(Stored data)
>> Start

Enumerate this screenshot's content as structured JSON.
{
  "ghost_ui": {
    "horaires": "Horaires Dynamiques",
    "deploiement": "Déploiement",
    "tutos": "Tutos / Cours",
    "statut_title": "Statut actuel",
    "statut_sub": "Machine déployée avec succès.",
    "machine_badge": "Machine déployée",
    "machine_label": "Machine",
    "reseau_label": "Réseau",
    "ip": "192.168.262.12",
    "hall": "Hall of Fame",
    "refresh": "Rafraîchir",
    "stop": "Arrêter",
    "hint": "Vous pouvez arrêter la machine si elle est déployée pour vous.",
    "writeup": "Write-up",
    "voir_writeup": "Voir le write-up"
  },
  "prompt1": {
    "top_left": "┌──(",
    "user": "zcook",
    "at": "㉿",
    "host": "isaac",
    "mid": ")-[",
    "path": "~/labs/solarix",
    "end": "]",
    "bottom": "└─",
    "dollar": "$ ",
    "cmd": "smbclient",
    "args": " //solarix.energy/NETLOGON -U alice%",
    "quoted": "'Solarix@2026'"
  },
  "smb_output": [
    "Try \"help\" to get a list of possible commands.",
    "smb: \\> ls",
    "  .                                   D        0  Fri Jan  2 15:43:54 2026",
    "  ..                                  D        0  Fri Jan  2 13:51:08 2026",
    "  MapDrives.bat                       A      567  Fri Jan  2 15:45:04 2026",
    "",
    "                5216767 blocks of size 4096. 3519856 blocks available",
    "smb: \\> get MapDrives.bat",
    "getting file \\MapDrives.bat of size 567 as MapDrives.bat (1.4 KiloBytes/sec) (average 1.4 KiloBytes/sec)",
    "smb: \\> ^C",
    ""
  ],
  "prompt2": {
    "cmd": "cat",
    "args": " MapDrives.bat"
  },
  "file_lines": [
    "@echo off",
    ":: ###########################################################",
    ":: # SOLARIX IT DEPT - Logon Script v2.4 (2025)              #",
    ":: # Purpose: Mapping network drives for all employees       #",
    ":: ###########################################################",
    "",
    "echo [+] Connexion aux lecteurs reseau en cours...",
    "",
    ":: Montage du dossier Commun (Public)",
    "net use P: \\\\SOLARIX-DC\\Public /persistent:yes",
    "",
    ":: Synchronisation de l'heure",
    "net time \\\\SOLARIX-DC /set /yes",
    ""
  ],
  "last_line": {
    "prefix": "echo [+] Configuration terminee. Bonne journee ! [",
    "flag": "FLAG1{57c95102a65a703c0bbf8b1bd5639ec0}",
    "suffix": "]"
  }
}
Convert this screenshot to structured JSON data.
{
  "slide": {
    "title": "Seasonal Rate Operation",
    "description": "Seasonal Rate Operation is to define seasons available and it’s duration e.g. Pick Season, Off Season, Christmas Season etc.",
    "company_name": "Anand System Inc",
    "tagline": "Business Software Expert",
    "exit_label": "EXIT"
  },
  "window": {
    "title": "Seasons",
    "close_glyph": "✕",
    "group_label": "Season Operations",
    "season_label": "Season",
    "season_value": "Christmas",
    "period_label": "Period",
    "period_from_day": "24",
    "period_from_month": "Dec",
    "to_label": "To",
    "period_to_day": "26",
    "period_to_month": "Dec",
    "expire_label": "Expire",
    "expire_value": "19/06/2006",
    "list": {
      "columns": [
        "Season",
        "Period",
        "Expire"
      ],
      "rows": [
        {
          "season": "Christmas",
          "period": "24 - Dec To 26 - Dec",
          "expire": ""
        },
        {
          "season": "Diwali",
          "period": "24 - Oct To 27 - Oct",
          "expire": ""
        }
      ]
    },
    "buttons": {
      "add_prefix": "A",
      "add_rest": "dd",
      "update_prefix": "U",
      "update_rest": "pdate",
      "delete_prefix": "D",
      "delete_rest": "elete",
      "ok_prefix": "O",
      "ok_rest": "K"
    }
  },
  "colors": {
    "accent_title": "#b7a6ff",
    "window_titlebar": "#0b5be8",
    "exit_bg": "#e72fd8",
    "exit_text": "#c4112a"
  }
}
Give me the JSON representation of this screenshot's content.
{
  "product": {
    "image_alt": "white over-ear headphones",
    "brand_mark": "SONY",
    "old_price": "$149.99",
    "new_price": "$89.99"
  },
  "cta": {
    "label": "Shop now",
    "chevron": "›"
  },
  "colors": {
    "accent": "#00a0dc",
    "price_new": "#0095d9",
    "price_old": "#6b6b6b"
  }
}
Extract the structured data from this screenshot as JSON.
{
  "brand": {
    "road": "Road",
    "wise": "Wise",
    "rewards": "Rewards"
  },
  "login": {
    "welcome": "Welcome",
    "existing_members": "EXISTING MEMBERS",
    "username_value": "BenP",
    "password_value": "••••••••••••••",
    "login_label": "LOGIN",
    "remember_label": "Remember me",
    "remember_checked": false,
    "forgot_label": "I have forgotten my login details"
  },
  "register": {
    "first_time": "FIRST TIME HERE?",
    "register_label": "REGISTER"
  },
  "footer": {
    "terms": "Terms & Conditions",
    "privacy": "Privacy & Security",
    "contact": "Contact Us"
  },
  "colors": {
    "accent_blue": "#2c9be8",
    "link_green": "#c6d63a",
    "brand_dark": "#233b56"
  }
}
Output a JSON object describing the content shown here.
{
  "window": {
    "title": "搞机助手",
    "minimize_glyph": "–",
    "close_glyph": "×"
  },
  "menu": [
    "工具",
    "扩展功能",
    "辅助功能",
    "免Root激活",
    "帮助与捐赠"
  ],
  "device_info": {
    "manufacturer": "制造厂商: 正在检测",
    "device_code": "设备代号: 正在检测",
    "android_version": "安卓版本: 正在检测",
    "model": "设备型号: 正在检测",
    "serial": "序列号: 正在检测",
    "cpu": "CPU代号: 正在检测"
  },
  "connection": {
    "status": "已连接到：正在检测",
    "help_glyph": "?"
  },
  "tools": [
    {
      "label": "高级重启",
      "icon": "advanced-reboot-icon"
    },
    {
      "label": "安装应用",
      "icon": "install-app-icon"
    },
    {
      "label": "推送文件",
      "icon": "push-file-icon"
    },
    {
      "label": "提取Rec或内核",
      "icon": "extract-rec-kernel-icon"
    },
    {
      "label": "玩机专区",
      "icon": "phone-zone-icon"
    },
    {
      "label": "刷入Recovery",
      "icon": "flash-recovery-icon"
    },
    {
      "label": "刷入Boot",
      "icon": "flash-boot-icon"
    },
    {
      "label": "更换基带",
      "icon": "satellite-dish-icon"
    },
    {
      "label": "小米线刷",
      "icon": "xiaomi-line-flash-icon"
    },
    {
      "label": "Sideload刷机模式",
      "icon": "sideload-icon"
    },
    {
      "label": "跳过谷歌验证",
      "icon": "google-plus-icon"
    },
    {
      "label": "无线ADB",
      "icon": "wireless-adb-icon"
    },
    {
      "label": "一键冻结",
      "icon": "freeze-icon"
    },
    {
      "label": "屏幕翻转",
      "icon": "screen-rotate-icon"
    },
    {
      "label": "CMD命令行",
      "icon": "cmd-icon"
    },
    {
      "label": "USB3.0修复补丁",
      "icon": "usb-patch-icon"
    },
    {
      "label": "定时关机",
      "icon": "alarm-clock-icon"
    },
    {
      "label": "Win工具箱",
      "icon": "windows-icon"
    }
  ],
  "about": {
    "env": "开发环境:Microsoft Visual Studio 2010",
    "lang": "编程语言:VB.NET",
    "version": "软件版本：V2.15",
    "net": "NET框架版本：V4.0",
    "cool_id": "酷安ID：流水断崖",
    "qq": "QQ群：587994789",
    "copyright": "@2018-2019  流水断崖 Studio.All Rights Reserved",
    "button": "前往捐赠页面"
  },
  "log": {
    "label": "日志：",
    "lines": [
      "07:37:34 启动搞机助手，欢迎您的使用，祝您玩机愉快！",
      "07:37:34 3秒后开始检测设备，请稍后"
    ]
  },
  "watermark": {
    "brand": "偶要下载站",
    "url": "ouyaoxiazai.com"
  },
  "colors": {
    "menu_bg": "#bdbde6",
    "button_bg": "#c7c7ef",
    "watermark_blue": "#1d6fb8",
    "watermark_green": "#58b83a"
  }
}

>> End

What this task involves
Of the lines in the data above, how many contain the word "MapDrives"? Give only that figure.

Exercise output
4